## WRITTEN EXERCISE
Retype the material in full, keeping every word the same.

[BEGIN]

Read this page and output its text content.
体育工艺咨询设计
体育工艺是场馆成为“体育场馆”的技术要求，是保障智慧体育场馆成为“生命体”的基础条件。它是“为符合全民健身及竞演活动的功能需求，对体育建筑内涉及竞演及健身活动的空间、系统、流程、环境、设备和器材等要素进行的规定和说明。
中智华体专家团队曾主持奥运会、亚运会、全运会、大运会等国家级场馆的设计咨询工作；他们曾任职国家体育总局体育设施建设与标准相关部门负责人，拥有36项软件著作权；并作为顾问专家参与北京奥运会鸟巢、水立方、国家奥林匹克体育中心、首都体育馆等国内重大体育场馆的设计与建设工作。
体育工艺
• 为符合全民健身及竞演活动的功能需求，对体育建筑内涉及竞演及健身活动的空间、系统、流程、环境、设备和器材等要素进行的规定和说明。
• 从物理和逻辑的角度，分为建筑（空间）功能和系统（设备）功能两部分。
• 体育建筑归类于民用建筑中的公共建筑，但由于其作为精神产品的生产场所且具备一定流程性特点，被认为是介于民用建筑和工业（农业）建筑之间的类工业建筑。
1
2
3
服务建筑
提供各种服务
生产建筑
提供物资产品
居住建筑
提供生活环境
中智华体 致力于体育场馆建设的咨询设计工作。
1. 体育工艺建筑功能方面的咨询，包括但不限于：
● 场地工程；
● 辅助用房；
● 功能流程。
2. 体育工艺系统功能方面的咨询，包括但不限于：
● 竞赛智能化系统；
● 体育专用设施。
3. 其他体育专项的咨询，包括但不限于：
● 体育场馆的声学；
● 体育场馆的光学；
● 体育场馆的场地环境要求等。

[END]

## EXERCISE OUTPUT
Read this page and output its text content.
体育工艺咨询设计
体育工艺是场馆成为“体育场馆”的技术要求，是保障智慧体育场馆成为“生命体”的基础条件。它是“为符合全民健身及竞演活动的功能需求，对体育建筑内涉及竞演及健身活动的空间、系统、流程、环境、设备和器材等要素进行的规定和说明。
中智华体专家团队曾主持奥运会、亚运会、全运会、大运会等国家级场馆的设计咨询工作；他们曾任职国家体育总局体育设施建设与标准相关部门负责人，拥有36项软件著作权；并作为顾问专家参与北京奥运会鸟巢、水立方、国家奥林匹克体育中心、首都体育馆等国内重大体育场馆的设计与建设工作。
体育工艺
• 为符合全民健身及竞演活动的功能需求，对体育建筑内涉及竞演及健身活动的空间、系统、流程、环境、设备和器材等要素进行的规定和说明。
• 从物理和逻辑的角度，分为建筑（空间）功能和系统（设备）功能两部分。
• 体育建筑归类于民用建筑中的公共建筑，但由于其作为精神产品的生产场所且具备一定流程性特点，被认为是介于民用建筑和工业（农业）建筑之间的类工业建筑。
1
2
3
服务建筑
提供各种服务
生产建筑
提供物资产品
居住建筑
提供生活环境
中智华体 致力于体育场馆建设的咨询设计工作。
1. 体育工艺建筑功能方面的咨询，包括但不限于：
● 场地工程；
● 辅助用房；
● 功能流程。
2. 体育工艺系统功能方面的咨询，包括但不限于：
● 竞赛智能化系统；
● 体育专用设施。
3. 其他体育专项的咨询，包括但不限于：
● 体育场馆的声学；
● 体育场馆的光学；
● 体育场馆的场地环境要求等。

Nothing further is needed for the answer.